-- Start GIVEN DATA --

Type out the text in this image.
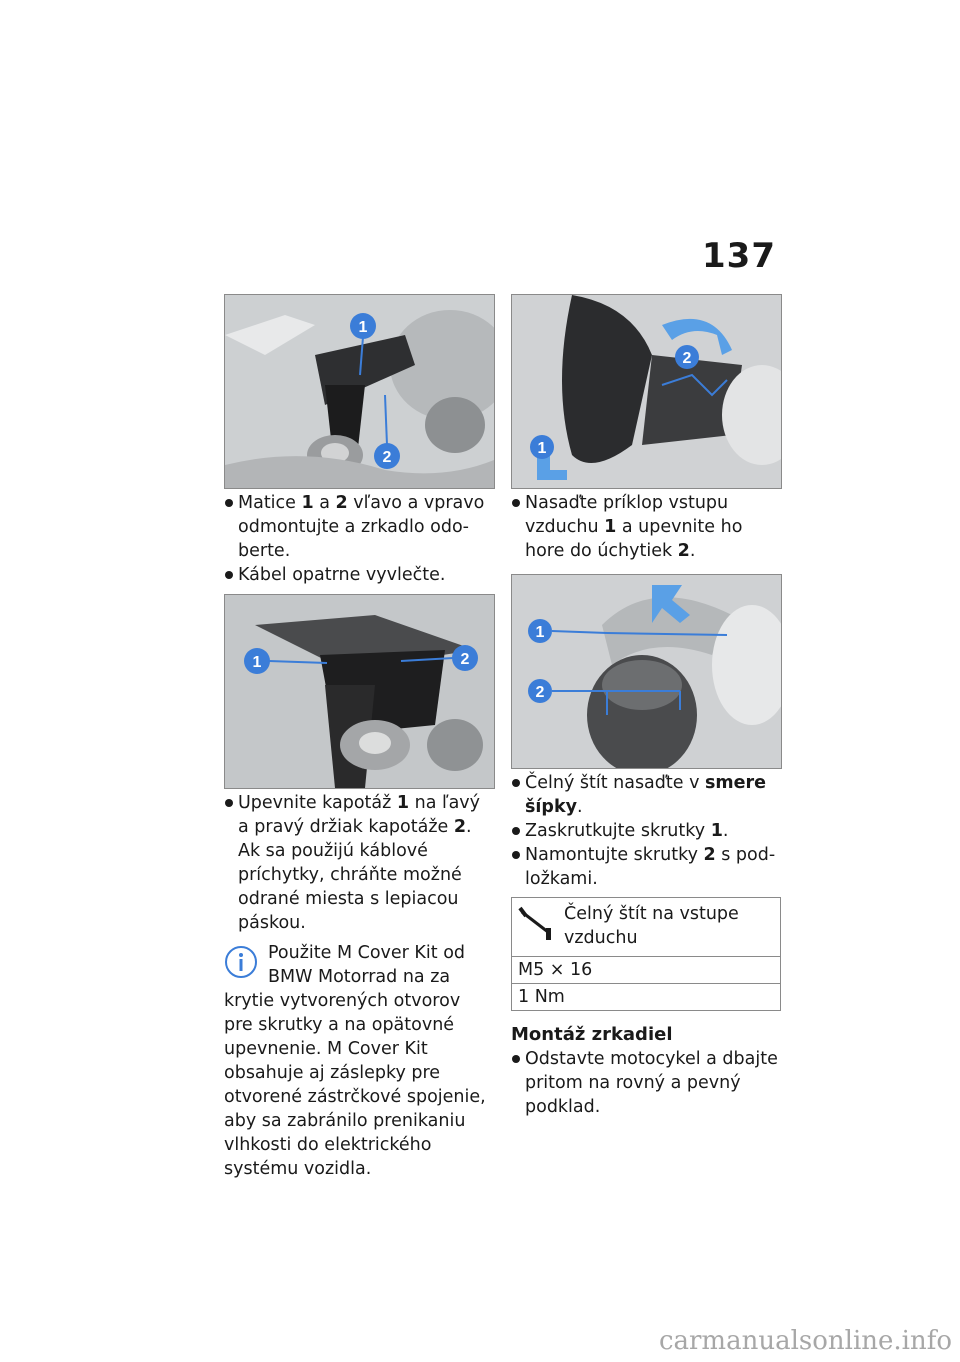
137
1
2
1	2
2
1
1
2
Matice 1 a 2 vľavo a vpravo odmontujte a zrkadlo odoberte.
Kábel opatrne vyvlečte.
Upevnite kapotáž 1 na ľavý a pravý držiak kapotáže 2. Ak sa použijú káblové príchytky, chráňte možné odrané miesta s lepiacou páskou.
Použite M Cover Kit od BMW Motorrad na za
krytie vytvorených otvorov pre skrutky a na opätovné upevnenie. M Cover Kit obsahuje aj záslepky pre otvorené zástrčkové spojenie, aby sa zabránilo prenikaniu vlhkosti do elektrického systému vozidla.
Nasaďte príklop vstupu vzduchu 1 a upevnite ho hore do úchytiek 2.
Čelný štít nasaďte v smere šípky.
Zaskrutkujte skrutky 1.
Namontujte skrutky 2 s podložkami.
Čelný štít na vstupe vzduchu
M5 × 16
1 Nm
Montáž zrkadiel
Odstavte motocykel a dbajte pritom na rovný a pevný podklad.
carmanualsonline.info
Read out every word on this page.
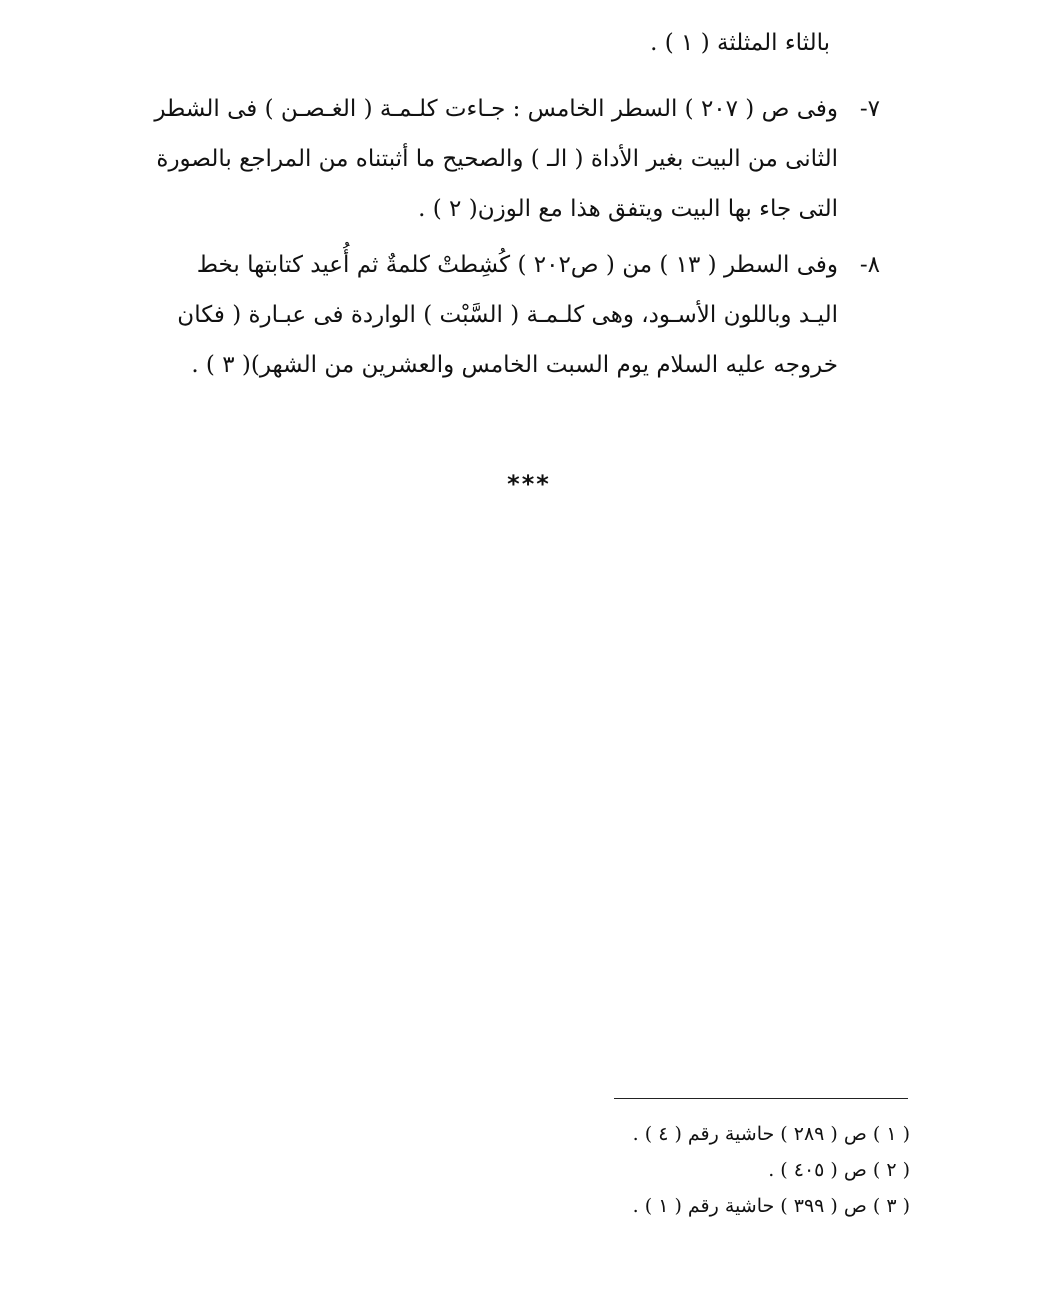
بالثاء المثلثة ( ١ ) .
٧-
وفى ص ( ٢٠٧ ) السطر الخامس : جـاءت كلـمـة ( الغـصـن ) فى الشطر
الثانى من البيت بغير الأداة ( الـ ) والصحيح ما أثبتناه من المراجع بالصورة
التى جاء بها البيت ويتفق هذا مع الوزن( ٢ ) .
٨-
وفى السطر ( ١٣ ) من ( ص٢٠٢ ) كُشِطتْ كلمةٌ ثم أُعيد كتابتها بخط
اليـد وباللون الأسـود، وهى كلـمـة ( السَّبْت ) الواردة فى عبـارة ( فكان
خروجه عليه السلام يوم السبت الخامس والعشرين من الشهر)( ٣ ) .
***
( ١ ) ص ( ٢٨٩ ) حاشية رقم ( ٤ ) .
( ٢ ) ص ( ٤٠٥ ) .
( ٣ ) ص ( ٣٩٩ ) حاشية رقم ( ١ ) .
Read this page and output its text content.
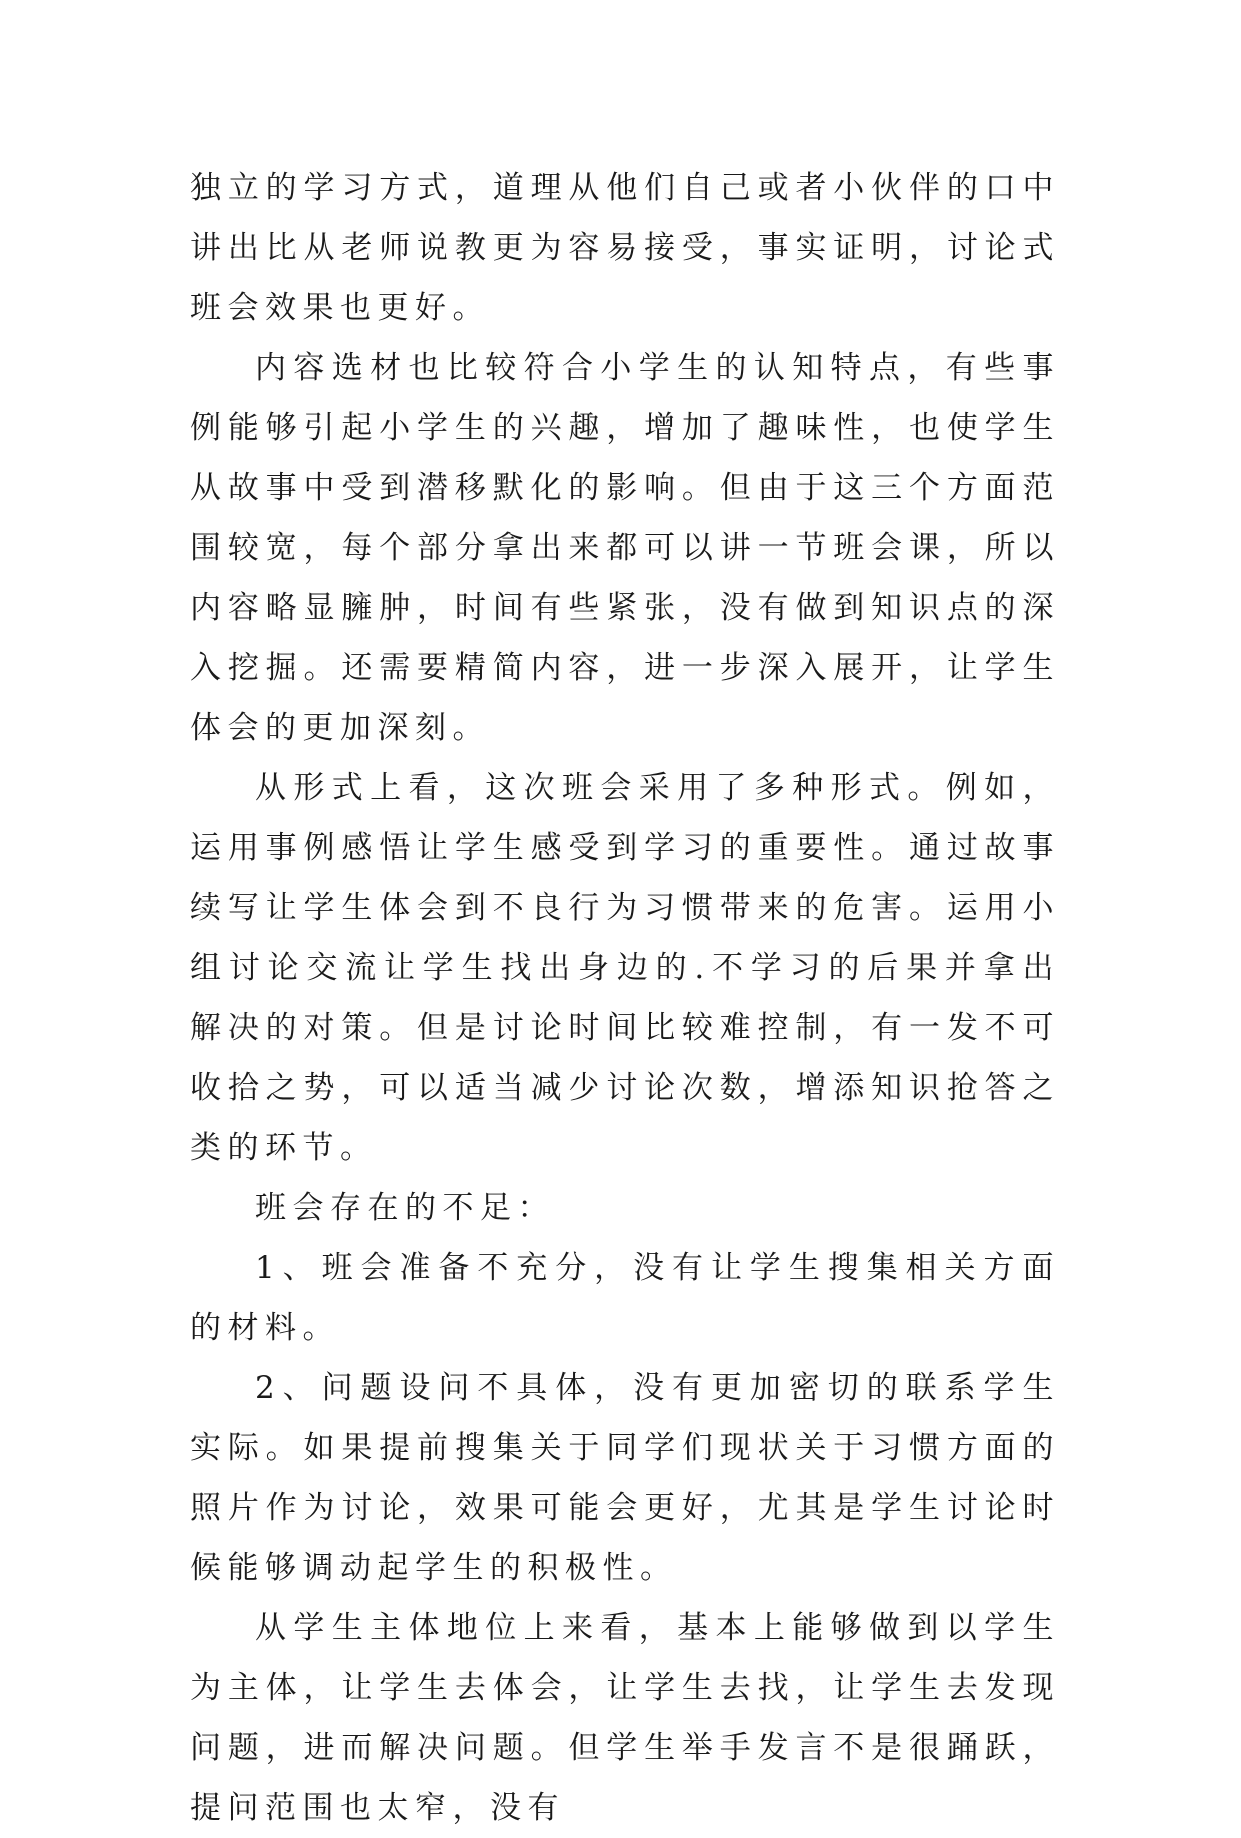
独立的学习方式，道理从他们自己或者小伙伴的口中讲出比从老师说教更为容易接受，事实证明，讨论式班会效果也更好。

内容选材也比较符合小学生的认知特点，有些事例能够引起小学生的兴趣，增加了趣味性，也使学生从故事中受到潜移默化的影响。但由于这三个方面范围较宽，每个部分拿出来都可以讲一节班会课，所以内容略显臃肿，时间有些紧张，没有做到知识点的深入挖掘。还需要精简内容，进一步深入展开，让学生体会的更加深刻。

从形式上看，这次班会采用了多种形式。例如，运用事例感悟让学生感受到学习的重要性。通过故事续写让学生体会到不良行为习惯带来的危害。运用小组讨论交流让学生找出身边的.不学习的后果并拿出解决的对策。但是讨论时间比较难控制，有一发不可收拾之势，可以适当减少讨论次数，增添知识抢答之类的环节。

班会存在的不足：

1、班会准备不充分，没有让学生搜集相关方面的材料。

2、问题设问不具体，没有更加密切的联系学生实际。如果提前搜集关于同学们现状关于习惯方面的照片作为讨论，效果可能会更好，尤其是学生讨论时候能够调动起学生的积极性。

从学生主体地位上来看，基本上能够做到以学生为主体，让学生去体会，让学生去找，让学生去发现问题，进而解决问题。但学生举手发言不是很踊跃，提问范围也太窄，没有
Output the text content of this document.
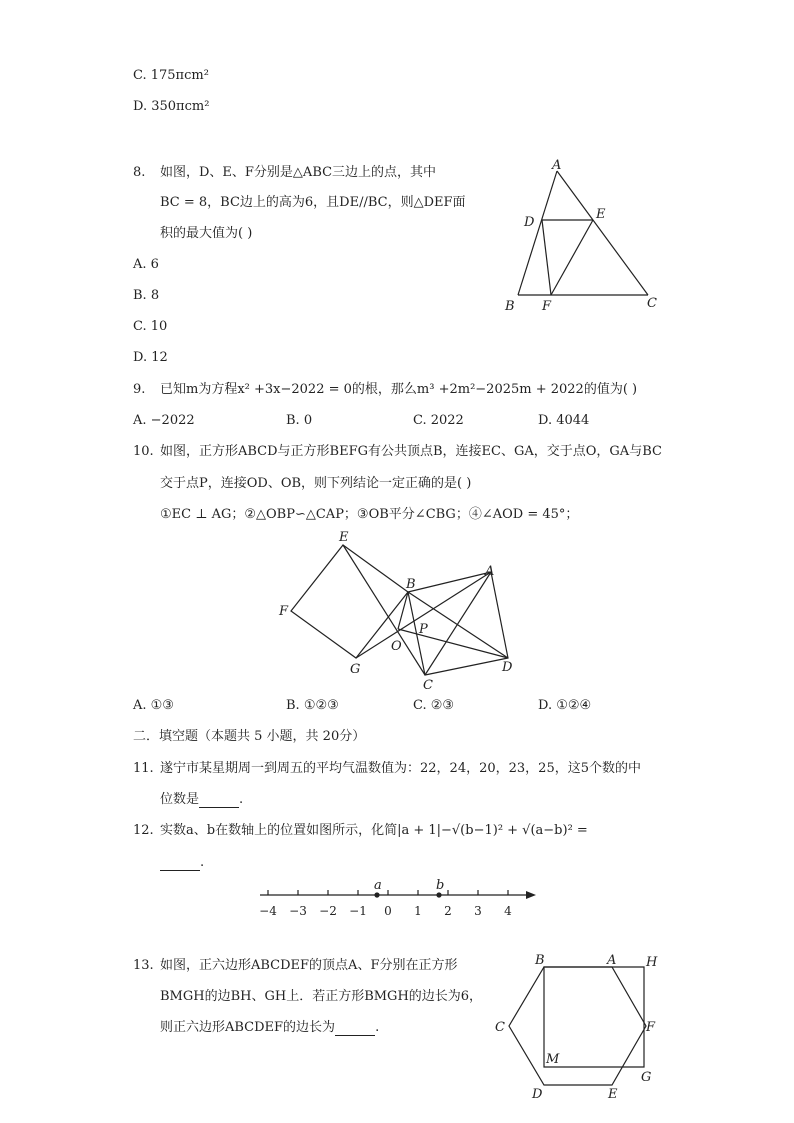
C. 175πcm²
D. 350πcm²
8. 如图，D、E、F分别是△ABC三边上的点，其中
BC = 8，BC边上的高为6，且DE//BC，则△DEF面
积的最大值为( )
A. 6
B. 8
C. 10
D. 12
A
D
E
B F	C
9. 已知m为方程x² +3x−2022 = 0的根，那么m³ +2m²−2025m + 2022的值为( )
A. −2022	B. 0	C. 2022	D. 4044
10. 如图，正方形ABCD与正方形BEFG有公共顶点B，连接EC、GA，交于点O，GA与BC
交于点P，连接OD、OB，则下列结论一定正确的是( )
①EC ⊥ AG；②△OBP∽△CAP；③OB平分∠CBG；④∠AOD = 45°；
E
F
B
A
P
O
G
C
D
A. ①③	B. ①②③	C. ②③	D. ①②④
二．填空题（本题共 5 小题，共 20分）
11. 遂宁市某星期周一到周五的平均气温数值为：22，24，20，23，25，这5个数的中
位数是	.
12. 实数a、b在数轴上的位置如图所示，化简|a + 1|−√(b−1)² + √(a−b)² =
.
−4 −3 −2 −1 0 1 2 3 4
a	b
13. 如图，正六边形ABCDEF的顶点A、F分别在正方形
BMGH的边BH、GH上．若正方形BMGH的边长为6，
则正六边形ABCDEF的边长为	.
B	A H
C	F
M
G
D	E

-- End GIVEN DATA --

▶ PROBLEM
Pick out each line containing "Čelný" and report it.

▶ WRITTEN SOLUTION
Čelný štít nasaďte v smere šípky.
Čelný štít na vstupe vzduchu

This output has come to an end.